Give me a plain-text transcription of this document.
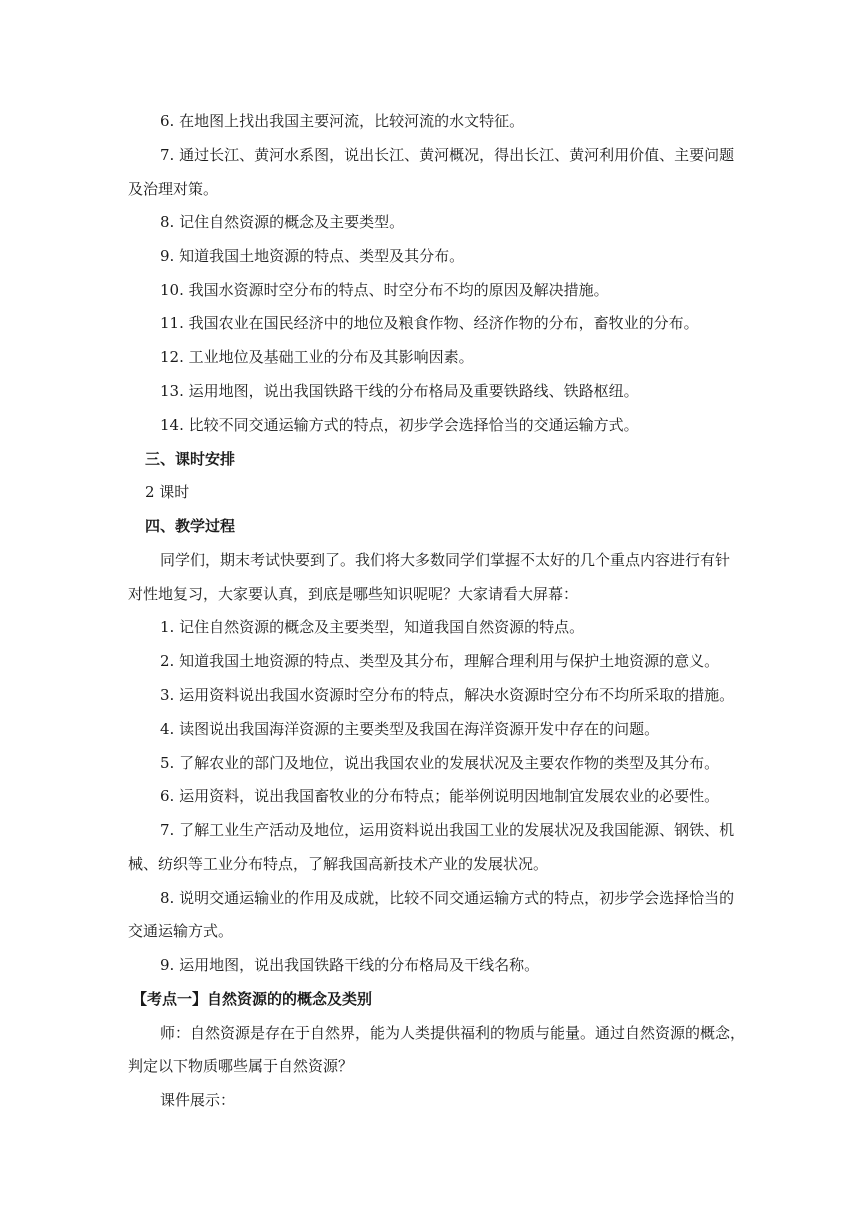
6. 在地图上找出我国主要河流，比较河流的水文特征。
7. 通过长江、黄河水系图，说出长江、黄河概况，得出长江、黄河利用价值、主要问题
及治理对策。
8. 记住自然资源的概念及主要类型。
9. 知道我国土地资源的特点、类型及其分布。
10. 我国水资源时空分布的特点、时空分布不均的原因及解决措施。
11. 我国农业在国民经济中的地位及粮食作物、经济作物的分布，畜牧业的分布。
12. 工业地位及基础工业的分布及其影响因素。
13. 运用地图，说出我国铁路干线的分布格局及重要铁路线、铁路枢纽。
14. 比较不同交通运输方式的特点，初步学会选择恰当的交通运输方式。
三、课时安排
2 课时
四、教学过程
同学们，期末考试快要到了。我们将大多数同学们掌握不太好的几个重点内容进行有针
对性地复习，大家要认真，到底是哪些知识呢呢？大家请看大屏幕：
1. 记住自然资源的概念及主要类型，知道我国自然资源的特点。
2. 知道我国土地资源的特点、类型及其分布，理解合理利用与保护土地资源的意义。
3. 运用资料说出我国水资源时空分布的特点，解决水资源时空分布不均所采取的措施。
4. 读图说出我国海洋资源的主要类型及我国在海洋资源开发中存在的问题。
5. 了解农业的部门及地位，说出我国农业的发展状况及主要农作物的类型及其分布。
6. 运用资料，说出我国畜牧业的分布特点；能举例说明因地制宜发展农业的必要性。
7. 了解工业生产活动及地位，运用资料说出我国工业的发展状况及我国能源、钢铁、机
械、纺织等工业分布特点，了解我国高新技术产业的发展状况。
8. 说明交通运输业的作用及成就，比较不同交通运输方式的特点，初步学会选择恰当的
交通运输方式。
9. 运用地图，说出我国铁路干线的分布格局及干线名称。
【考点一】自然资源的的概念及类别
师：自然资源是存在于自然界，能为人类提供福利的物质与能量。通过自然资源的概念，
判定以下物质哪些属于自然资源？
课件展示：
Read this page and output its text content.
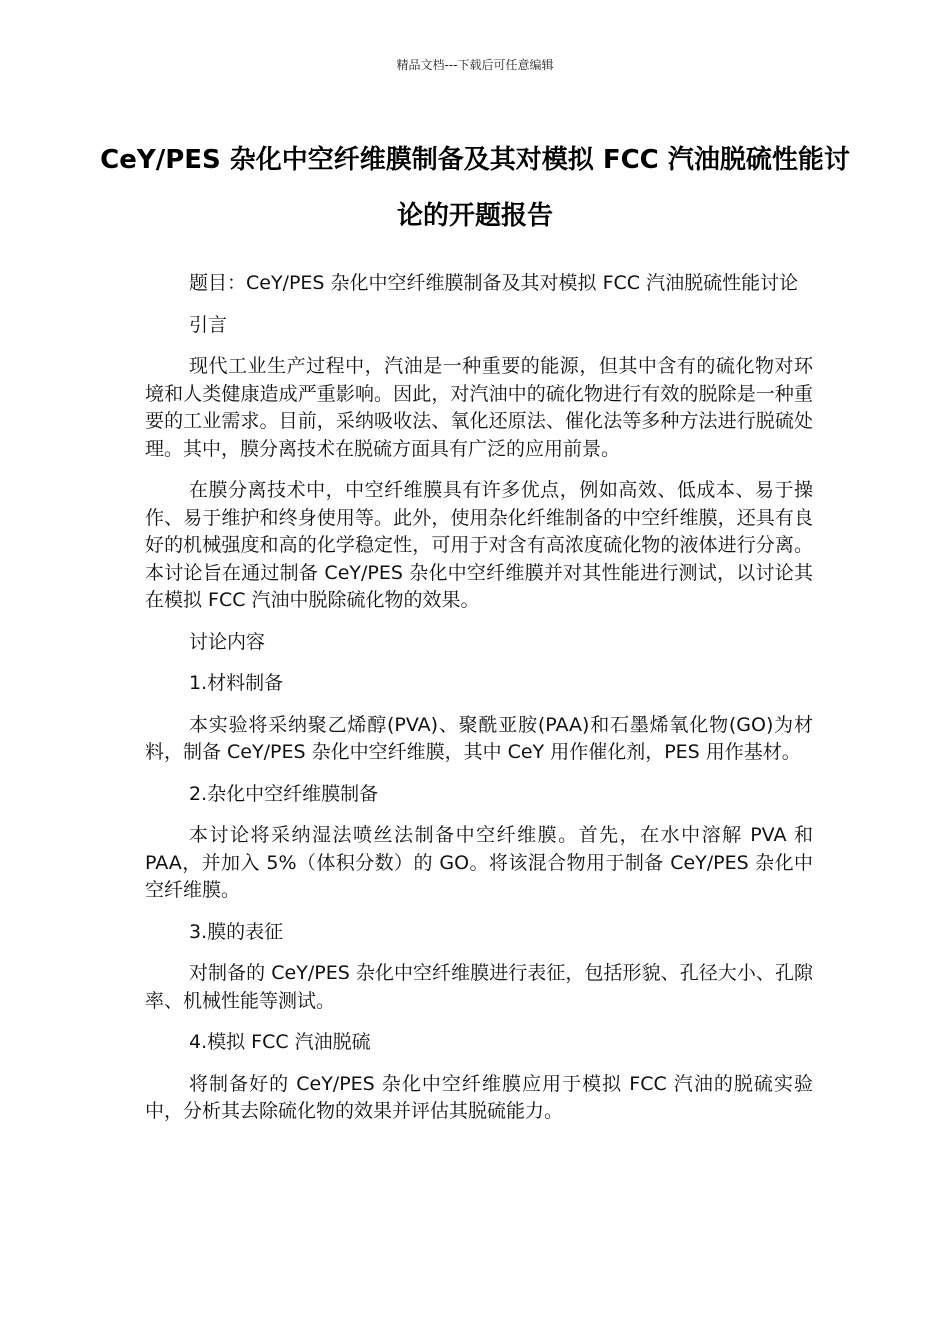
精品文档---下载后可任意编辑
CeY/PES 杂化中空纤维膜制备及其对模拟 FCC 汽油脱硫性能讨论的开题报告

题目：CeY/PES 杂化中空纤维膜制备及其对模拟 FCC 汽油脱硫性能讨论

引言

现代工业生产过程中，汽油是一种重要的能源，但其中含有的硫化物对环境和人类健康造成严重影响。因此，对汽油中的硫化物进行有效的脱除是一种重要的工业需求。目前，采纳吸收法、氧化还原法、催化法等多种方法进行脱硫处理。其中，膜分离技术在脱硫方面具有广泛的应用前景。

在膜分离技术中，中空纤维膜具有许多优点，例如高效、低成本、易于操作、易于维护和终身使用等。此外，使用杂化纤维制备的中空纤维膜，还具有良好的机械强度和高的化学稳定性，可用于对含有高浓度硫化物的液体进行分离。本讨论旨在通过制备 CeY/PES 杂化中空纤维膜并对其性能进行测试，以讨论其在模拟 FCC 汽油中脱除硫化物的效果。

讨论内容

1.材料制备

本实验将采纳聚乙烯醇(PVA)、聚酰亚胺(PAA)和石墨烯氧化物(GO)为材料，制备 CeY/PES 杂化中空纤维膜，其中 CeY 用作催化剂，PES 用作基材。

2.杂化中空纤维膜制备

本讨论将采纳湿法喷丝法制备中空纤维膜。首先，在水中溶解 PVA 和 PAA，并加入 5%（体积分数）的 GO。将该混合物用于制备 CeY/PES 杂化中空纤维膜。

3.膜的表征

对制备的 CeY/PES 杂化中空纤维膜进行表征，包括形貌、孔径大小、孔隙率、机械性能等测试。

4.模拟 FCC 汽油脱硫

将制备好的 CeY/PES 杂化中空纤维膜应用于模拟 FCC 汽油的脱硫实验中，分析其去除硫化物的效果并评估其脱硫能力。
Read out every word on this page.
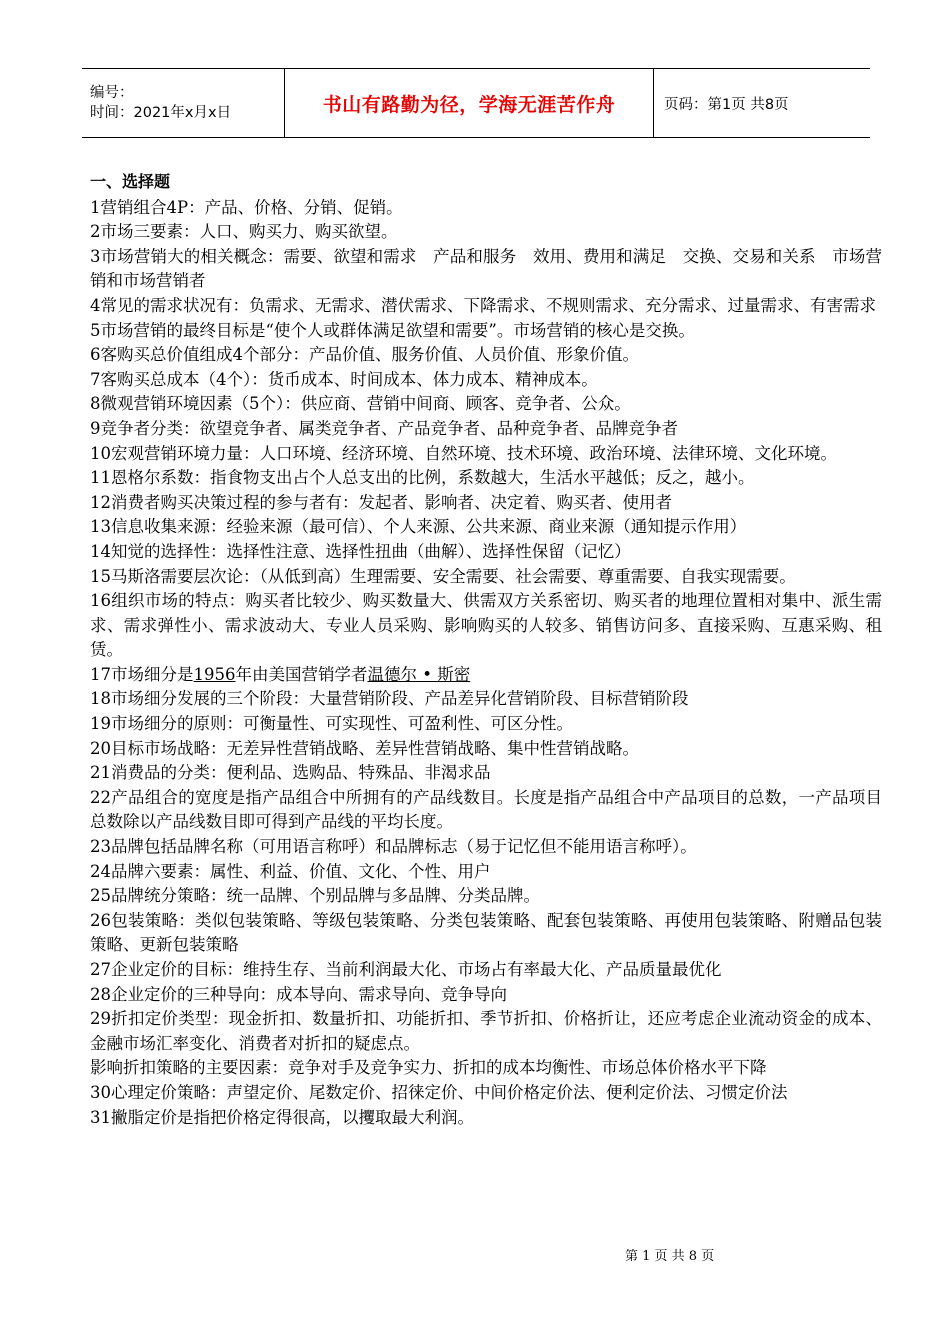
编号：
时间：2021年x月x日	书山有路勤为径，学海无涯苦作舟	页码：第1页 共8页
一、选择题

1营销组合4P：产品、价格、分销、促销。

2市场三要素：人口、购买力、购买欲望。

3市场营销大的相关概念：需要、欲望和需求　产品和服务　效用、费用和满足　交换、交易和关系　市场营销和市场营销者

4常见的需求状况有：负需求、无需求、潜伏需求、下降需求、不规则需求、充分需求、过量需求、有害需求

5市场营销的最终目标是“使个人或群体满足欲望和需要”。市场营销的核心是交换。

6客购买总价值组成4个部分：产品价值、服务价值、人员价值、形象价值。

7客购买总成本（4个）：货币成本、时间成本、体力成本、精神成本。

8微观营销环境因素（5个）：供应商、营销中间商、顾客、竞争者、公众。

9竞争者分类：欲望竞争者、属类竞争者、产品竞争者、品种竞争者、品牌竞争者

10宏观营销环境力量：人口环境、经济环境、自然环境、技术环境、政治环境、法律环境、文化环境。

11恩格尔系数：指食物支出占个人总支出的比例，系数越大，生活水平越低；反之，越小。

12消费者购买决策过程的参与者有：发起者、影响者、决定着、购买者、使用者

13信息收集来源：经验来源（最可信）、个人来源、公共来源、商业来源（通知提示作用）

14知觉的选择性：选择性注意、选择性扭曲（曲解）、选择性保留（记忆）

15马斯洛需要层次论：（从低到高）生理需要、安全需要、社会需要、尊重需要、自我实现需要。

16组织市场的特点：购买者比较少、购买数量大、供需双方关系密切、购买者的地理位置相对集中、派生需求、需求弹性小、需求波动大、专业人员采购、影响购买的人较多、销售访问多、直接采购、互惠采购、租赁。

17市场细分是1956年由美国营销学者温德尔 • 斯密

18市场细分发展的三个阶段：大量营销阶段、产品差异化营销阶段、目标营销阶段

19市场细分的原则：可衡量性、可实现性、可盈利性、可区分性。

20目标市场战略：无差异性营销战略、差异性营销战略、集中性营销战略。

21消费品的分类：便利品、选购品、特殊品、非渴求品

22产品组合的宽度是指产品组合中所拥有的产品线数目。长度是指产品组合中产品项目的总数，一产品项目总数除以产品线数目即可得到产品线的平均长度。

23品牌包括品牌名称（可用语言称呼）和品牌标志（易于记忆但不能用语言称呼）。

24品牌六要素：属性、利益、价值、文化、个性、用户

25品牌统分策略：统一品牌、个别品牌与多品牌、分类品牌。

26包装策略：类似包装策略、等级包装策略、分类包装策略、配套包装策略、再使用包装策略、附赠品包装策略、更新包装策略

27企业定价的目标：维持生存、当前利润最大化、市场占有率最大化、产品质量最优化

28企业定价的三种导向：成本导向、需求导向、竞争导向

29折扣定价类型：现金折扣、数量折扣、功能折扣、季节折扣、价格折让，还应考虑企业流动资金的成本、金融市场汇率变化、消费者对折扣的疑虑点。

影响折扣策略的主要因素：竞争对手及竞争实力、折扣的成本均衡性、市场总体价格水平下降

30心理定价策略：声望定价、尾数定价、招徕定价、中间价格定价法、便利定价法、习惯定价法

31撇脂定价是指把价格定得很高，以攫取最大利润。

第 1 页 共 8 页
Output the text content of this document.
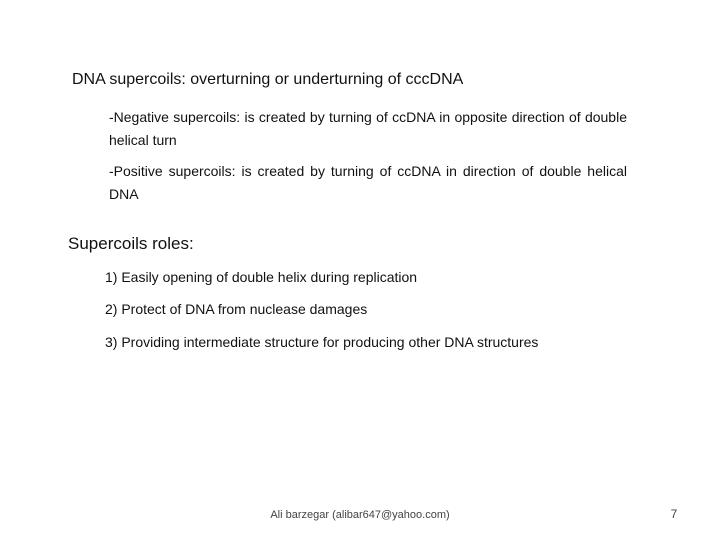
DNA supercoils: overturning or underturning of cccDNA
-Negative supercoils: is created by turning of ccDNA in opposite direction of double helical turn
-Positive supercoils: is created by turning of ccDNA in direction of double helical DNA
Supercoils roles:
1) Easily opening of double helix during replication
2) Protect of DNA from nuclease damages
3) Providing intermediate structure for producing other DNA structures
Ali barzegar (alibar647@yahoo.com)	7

────

◆ TASK BRIEF
Gather each line in these records that contains the string "double".

◆ COMPLETE ANSWER
-Negative supercoils: is created by turning of ccDNA in opposite direction of double helical turn
-Positive supercoils: is created by turning of ccDNA in direction of double helical DNA
1) Easily opening of double helix during replication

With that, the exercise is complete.